/---

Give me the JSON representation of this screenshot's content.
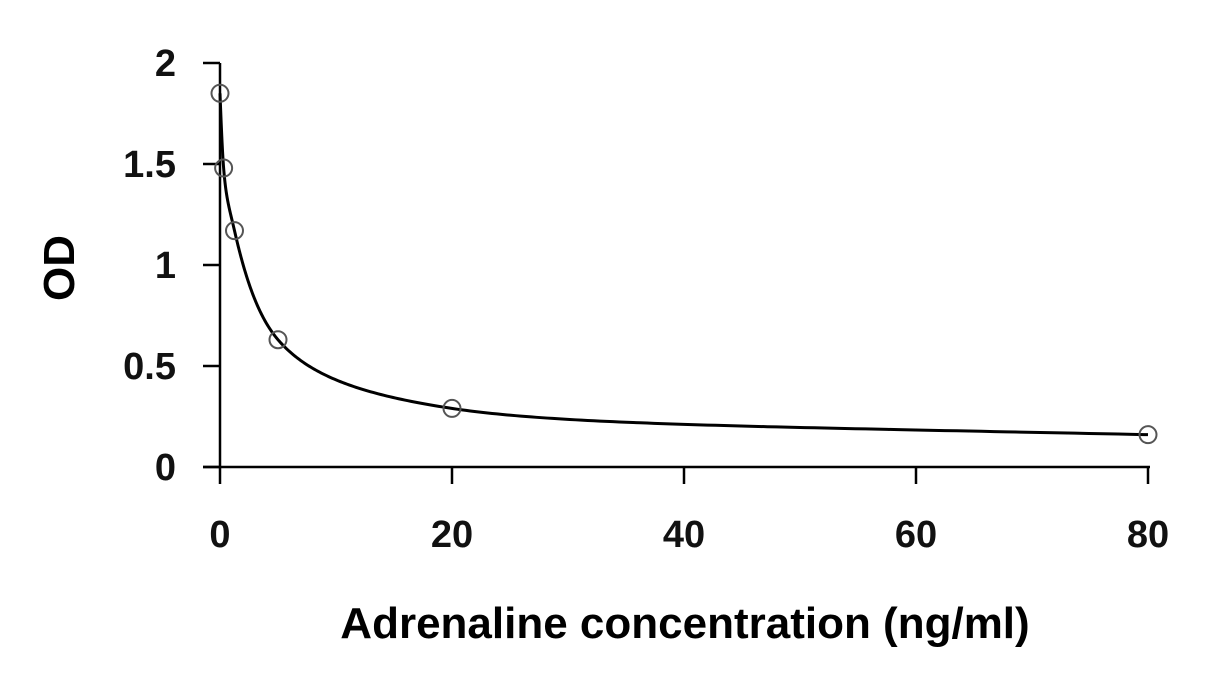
{
  "chart_data": {
    "type": "scatter",
    "title": "",
    "xlabel": "Adrenaline concentration (ng/ml)",
    "ylabel": "OD",
    "xlim": [
      0,
      80
    ],
    "ylim": [
      0,
      2
    ],
    "x_ticks": [
      0,
      20,
      40,
      60,
      80
    ],
    "y_ticks": [
      0,
      0.5,
      1,
      1.5,
      2
    ],
    "x_tick_labels": [
      "0",
      "20",
      "40",
      "60",
      "80"
    ],
    "y_tick_labels": [
      "0",
      "0.5",
      "1",
      "1.5",
      "2"
    ],
    "grid": false,
    "series": [
      {
        "x": [
          0,
          0.3125,
          1.25,
          5,
          20,
          80
        ],
        "y": [
          1.85,
          1.48,
          1.17,
          0.63,
          0.29,
          0.16
        ],
        "marker": "open-circle",
        "fit_curve": true,
        "color": "#000000"
      }
    ]
  }
}
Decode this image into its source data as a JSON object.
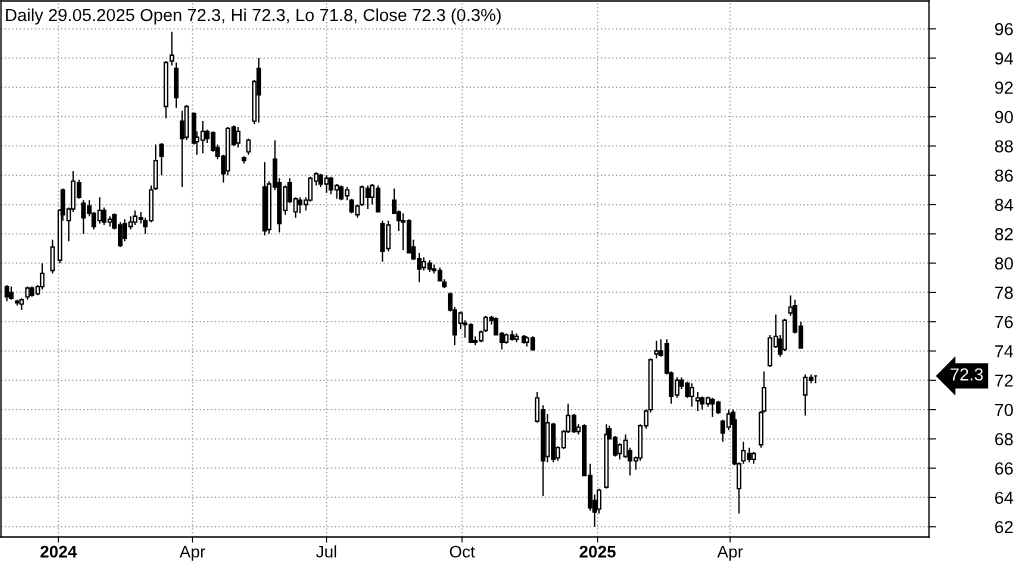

\---

◆ **AIM OF THE TASK**
The data above should be repeated exactly, minus any pictures.

◆ **FULL SOLUTION**
Give me the JSON representation of this screenshot's content.
{
  "chart_data": {
    "type": "scatter",
    "title": "",
    "xlabel": "Adrenaline concentration (ng/ml)",
    "ylabel": "OD",
    "xlim": [
      0,
      80
    ],
    "ylim": [
      0,
      2
    ],
    "x_ticks": [
      0,
      20,
      40,
      60,
      80
    ],
    "y_ticks": [
      0,
      0.5,
      1,
      1.5,
      2
    ],
    "x_tick_labels": [
      "0",
      "20",
      "40",
      "60",
      "80"
    ],
    "y_tick_labels": [
      "0",
      "0.5",
      "1",
      "1.5",
      "2"
    ],
    "grid": false,
    "series": [
      {
        "x": [
          0,
          0.3125,
          1.25,
          5,
          20,
          80
        ],
        "y": [
          1.85,
          1.48,
          1.17,
          0.63,
          0.29,
          0.16
        ],
        "marker": "open-circle",
        "fit_curve": true,
        "color": "#000000"
      }
    ]
  }
}
Decode this image into its source data as a JSON object.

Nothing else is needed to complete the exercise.